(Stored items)
---
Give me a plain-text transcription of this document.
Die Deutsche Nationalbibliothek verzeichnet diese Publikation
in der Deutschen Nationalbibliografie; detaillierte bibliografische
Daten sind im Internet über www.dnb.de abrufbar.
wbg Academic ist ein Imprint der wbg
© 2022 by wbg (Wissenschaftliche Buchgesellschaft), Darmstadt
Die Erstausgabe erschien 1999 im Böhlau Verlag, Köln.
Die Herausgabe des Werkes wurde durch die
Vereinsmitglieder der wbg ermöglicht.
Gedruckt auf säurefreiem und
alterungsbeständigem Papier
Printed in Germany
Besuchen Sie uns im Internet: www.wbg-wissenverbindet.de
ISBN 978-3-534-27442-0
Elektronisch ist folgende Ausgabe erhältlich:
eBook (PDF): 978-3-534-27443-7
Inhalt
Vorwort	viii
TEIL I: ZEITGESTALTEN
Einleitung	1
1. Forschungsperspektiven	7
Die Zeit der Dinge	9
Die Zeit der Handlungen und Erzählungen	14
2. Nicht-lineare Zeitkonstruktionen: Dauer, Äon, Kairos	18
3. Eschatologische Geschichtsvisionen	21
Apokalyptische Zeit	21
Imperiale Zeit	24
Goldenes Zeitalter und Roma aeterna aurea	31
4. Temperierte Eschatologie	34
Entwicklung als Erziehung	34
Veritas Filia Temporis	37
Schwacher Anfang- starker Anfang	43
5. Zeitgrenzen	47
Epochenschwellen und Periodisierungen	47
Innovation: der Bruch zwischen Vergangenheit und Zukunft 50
---
Can you restate every record above word for word?

[CORRECT RESULT]
Give me a plain-text transcription of this document.
Die Deutsche Nationalbibliothek verzeichnet diese Publikation
in der Deutschen Nationalbibliografie; detaillierte bibliografische
Daten sind im Internet über www.dnb.de abrufbar.
wbg Academic ist ein Imprint der wbg
© 2022 by wbg (Wissenschaftliche Buchgesellschaft), Darmstadt
Die Erstausgabe erschien 1999 im Böhlau Verlag, Köln.
Die Herausgabe des Werkes wurde durch die
Vereinsmitglieder der wbg ermöglicht.
Gedruckt auf säurefreiem und
alterungsbeständigem Papier
Printed in Germany
Besuchen Sie uns im Internet: www.wbg-wissenverbindet.de
ISBN 978-3-534-27442-0
Elektronisch ist folgende Ausgabe erhältlich:
eBook (PDF): 978-3-534-27443-7
Inhalt
Vorwort	viii
TEIL I: ZEITGESTALTEN
Einleitung	1
1. Forschungsperspektiven	7
Die Zeit der Dinge	9
Die Zeit der Handlungen und Erzählungen	14
2. Nicht-lineare Zeitkonstruktionen: Dauer, Äon, Kairos	18
3. Eschatologische Geschichtsvisionen	21
Apokalyptische Zeit	21
Imperiale Zeit	24
Goldenes Zeitalter und Roma aeterna aurea	31
4. Temperierte Eschatologie	34
Entwicklung als Erziehung	34
Veritas Filia Temporis	37
Schwacher Anfang- starker Anfang	43
5. Zeitgrenzen	47
Epochenschwellen und Periodisierungen	47
Innovation: der Bruch zwischen Vergangenheit und Zukunft 50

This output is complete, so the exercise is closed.